— start —
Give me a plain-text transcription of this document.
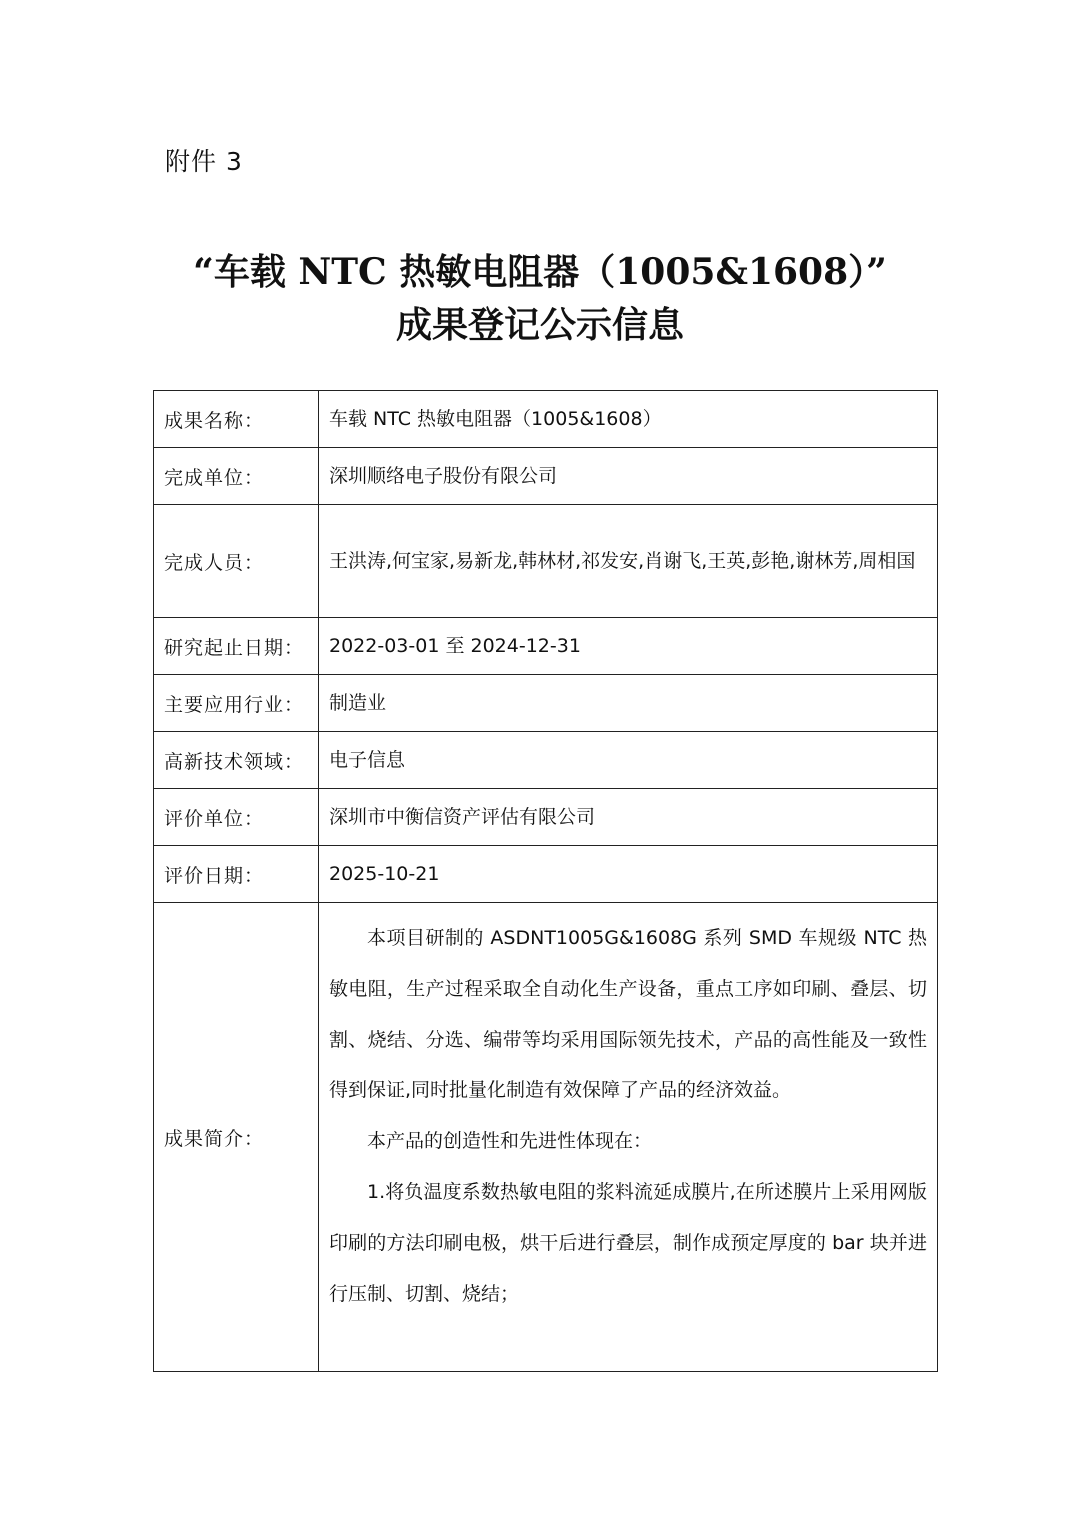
附件 3
“车载 NTC 热敏电阻器（1005&1608）”
成果登记公示信息
成果名称：	车载 NTC 热敏电阻器（1005&1608）
完成单位：	深圳顺络电子股份有限公司
完成人员：	王洪涛,何宝家,易新龙,韩林材,祁发安,肖谢飞,王英,彭艳,谢林芳,周相国
研究起止日期：	2022-03-01 至 2024-12-31
主要应用行业：	制造业
高新技术领域：	电子信息
评价单位：	深圳市中衡信资产评估有限公司
评价日期：	2025-10-21
成果简介：	本项目研制的 ASDNT1005G&1608G 系列 SMD 车规级 NTC 热敏电阻，生产过程采取全自动化生产设备，重点工序如印刷、叠层、切割、烧结、分选、编带等均采用国际领先技术，产品的高性能及一致性得到保证,同时批量化制造有效保障了产品的经济效益。

本产品的创造性和先进性体现在：

1.将负温度系数热敏电阻的浆料流延成膜片,在所述膜片上采用网版印刷的方法印刷电极，烘干后进行叠层，制作成预定厚度的 bar 块并进行压制、切割、烧结；
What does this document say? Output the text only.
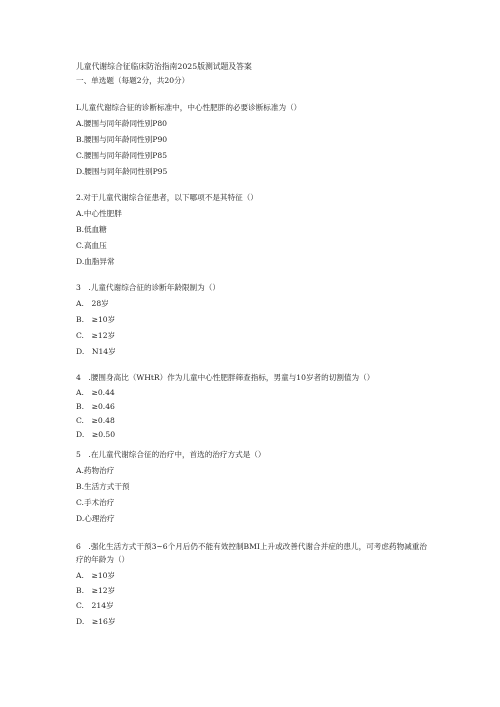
儿童代谢综合征临床防治指南2025版测试题及答案
一、单选题（每题2分，共20分）
L儿童代谢综合征的诊断标准中，中心性肥胖的必要诊断标准为（）
A.腰围与同年龄同性别P80
B.腰围与同年龄同性别P90
C.腰围与同年龄同性别P85
D.腰围与同年龄同性别P95
2.对于儿童代谢综合征患者，以下哪项不是其特征（）
A.中心性肥胖
B.低血糖
C.高血压
D.血脂异常
3　.儿童代谢综合征的诊断年龄限制为（）
A.　28岁
B.　≥10岁
C.　≥12岁
D.　N14岁
4　.腰围身高比（WHtR）作为儿童中心性肥胖筛查指标，男童与10岁者的切割值为（）
A.　≥0.44
B.　≥0.46
C.　≥0.48
D.　≥0.50
5　.在儿童代谢综合征的治疗中，首选的治疗方式是（）
A.药物治疗
B.生活方式干预
C.手术治疗
D.心理治疗
6　.强化生活方式干预3~6个月后仍不能有效控制BMI上升或改善代谢合并症的患儿，可考虑药物减重治疗的年龄为（）
A.　≥10岁
B.　≥12岁
C.　214岁
D.　≥16岁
— end —
### YOUR TASK
Copy each line containing the word "this" from the data.

### OUTPUT BELOW
Give me a plain-text transcription of this document.
What does this document say? Output the text only.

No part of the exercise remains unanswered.